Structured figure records
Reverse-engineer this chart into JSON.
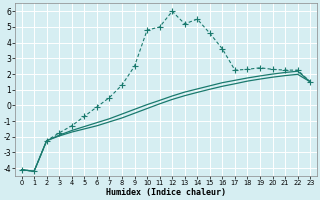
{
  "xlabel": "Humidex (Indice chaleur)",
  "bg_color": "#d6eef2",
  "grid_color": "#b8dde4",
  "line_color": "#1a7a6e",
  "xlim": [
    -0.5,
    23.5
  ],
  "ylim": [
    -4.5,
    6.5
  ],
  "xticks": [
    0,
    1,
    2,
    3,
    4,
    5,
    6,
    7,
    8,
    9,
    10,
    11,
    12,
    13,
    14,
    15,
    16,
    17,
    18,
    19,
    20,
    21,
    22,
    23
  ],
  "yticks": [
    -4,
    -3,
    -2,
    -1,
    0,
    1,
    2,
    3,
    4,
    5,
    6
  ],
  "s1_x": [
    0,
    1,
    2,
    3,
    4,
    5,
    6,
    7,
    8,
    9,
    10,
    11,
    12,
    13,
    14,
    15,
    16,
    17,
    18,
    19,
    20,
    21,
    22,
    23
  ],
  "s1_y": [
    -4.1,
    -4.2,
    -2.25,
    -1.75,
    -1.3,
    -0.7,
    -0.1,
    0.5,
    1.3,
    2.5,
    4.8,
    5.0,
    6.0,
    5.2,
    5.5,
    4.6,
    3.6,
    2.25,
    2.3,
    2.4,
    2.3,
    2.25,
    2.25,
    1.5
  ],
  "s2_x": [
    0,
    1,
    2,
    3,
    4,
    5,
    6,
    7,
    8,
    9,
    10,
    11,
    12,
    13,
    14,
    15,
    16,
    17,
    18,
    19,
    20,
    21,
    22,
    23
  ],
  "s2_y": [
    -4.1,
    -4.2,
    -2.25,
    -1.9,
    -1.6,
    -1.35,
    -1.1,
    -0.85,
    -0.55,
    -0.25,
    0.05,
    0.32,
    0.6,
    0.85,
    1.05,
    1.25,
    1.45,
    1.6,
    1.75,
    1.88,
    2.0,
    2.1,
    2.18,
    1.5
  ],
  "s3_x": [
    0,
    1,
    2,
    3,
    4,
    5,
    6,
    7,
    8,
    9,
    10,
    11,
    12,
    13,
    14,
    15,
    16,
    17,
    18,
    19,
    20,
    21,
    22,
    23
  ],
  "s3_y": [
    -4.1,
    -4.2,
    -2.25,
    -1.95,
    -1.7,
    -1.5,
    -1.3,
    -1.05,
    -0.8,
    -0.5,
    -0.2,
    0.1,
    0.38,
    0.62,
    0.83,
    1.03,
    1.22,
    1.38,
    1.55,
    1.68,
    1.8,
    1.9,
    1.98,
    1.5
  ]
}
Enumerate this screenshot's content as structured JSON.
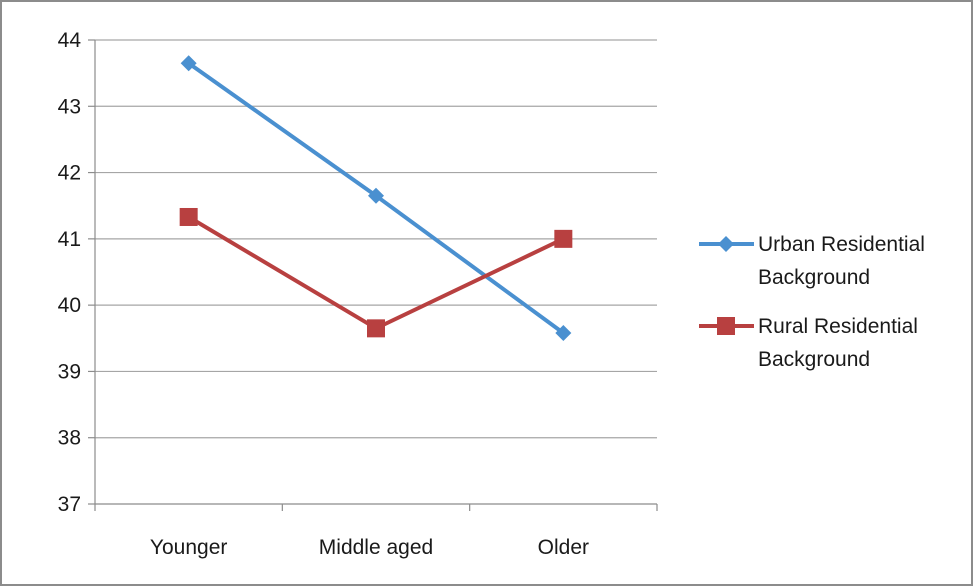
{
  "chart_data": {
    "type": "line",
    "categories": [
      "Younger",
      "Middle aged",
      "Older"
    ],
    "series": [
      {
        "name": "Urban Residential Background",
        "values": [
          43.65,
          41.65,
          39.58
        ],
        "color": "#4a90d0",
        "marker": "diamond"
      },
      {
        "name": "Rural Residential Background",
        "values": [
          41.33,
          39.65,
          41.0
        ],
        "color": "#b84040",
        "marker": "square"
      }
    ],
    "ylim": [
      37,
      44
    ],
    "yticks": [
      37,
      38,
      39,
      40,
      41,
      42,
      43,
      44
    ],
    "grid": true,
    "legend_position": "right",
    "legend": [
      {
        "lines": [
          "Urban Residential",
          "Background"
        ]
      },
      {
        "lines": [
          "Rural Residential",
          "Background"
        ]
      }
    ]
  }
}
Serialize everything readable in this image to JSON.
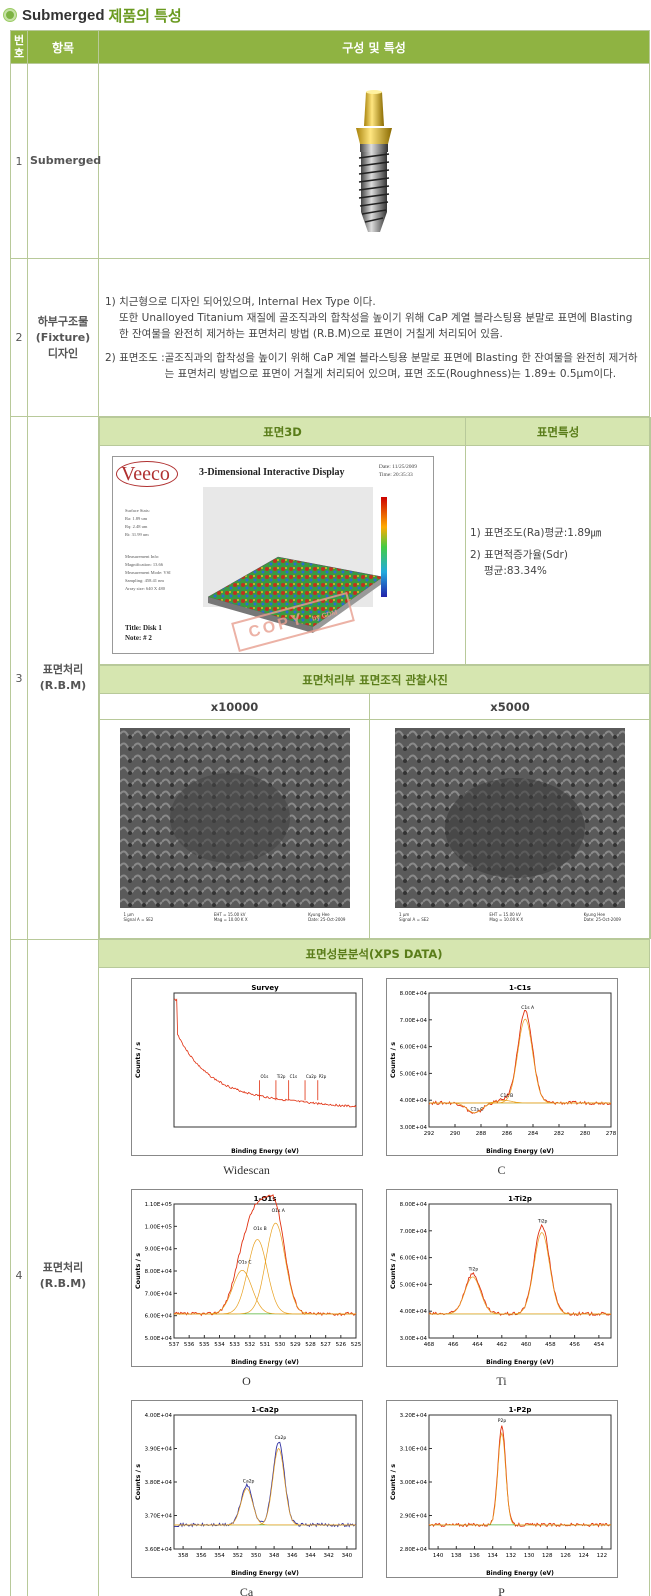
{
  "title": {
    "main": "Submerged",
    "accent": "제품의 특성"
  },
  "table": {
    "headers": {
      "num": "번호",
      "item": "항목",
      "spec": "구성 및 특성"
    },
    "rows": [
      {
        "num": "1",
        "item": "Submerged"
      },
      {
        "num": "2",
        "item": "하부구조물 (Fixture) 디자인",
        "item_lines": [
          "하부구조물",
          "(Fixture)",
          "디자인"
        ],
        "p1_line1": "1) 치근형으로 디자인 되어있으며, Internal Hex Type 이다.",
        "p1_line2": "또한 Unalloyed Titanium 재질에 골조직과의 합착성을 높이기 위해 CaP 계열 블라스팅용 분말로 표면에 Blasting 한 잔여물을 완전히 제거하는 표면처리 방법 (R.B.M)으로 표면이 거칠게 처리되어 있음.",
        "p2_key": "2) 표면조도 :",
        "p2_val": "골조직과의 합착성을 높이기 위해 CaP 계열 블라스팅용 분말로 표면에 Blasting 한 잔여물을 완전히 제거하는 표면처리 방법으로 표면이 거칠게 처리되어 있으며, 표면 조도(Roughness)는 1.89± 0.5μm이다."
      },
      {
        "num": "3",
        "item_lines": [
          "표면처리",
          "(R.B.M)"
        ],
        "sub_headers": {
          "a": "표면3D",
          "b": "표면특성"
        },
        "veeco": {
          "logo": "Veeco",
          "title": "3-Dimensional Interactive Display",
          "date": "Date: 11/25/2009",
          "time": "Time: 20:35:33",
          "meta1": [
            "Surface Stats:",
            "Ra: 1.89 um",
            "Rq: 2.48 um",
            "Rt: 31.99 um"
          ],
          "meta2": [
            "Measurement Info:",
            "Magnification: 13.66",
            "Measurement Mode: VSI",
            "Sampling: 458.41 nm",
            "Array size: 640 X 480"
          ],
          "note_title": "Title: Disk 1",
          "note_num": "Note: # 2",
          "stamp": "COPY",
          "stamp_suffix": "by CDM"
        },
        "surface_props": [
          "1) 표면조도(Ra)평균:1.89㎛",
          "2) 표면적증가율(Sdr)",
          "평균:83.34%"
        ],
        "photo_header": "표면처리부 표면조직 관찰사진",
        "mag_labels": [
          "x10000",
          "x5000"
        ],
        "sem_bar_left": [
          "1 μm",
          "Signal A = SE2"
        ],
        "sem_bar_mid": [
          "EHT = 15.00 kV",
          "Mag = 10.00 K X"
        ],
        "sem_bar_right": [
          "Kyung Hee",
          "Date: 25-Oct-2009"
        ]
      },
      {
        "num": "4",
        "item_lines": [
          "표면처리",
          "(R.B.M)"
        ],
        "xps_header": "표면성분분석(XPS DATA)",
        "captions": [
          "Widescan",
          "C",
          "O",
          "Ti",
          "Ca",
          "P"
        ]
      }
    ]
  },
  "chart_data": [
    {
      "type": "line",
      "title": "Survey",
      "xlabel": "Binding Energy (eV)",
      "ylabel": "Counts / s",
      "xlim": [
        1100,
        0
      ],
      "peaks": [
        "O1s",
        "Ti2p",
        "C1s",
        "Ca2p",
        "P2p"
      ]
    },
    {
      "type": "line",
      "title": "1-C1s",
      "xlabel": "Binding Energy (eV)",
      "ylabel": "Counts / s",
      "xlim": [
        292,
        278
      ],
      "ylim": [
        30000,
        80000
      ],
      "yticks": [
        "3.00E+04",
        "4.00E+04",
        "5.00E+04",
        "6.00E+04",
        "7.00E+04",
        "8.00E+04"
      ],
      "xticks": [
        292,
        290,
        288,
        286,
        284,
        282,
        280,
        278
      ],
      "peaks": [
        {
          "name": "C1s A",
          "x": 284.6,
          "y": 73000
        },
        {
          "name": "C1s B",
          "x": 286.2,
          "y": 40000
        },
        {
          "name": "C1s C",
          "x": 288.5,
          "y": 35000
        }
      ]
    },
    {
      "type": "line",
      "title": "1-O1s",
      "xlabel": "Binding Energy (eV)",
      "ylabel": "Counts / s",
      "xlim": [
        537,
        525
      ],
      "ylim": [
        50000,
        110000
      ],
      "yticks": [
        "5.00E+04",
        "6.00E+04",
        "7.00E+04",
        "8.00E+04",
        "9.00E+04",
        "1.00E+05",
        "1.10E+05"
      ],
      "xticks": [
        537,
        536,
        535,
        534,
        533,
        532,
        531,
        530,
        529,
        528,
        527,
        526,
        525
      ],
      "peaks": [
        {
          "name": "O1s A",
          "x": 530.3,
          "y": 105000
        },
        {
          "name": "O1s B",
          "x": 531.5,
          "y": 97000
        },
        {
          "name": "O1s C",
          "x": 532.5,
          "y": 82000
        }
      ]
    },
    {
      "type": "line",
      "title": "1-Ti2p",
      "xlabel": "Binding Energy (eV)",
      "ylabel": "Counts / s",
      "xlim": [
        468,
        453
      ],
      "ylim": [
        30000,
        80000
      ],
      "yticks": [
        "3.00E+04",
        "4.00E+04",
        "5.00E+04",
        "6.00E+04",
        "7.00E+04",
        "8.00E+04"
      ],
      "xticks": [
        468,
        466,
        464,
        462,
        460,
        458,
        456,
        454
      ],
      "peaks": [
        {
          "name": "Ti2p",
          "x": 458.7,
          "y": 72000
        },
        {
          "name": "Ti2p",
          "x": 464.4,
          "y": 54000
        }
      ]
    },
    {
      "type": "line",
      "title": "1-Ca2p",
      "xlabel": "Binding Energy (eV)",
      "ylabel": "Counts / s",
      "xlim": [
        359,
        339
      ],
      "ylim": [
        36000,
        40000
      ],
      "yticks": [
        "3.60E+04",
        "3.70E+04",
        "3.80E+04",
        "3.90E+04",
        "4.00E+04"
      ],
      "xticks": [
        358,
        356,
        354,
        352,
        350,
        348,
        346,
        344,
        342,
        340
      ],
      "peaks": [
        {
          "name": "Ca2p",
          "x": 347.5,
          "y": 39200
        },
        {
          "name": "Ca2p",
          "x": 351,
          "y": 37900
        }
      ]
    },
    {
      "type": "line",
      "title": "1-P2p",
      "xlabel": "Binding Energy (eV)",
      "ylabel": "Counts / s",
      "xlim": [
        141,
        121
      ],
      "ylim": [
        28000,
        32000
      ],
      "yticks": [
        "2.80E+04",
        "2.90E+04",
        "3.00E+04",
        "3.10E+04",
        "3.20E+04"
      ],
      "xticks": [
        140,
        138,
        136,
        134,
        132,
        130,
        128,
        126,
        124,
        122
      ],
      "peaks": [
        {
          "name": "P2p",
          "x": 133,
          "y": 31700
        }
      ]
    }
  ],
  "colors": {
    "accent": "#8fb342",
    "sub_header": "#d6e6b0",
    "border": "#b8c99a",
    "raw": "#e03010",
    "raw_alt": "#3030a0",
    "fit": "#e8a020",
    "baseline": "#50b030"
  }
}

== SHORT TASK ==
Take every line containing the word "Rural" and copy it.

== WRITTEN RESPONSE ==
        "name": "Rural Residential Background",
          "Rural Residential",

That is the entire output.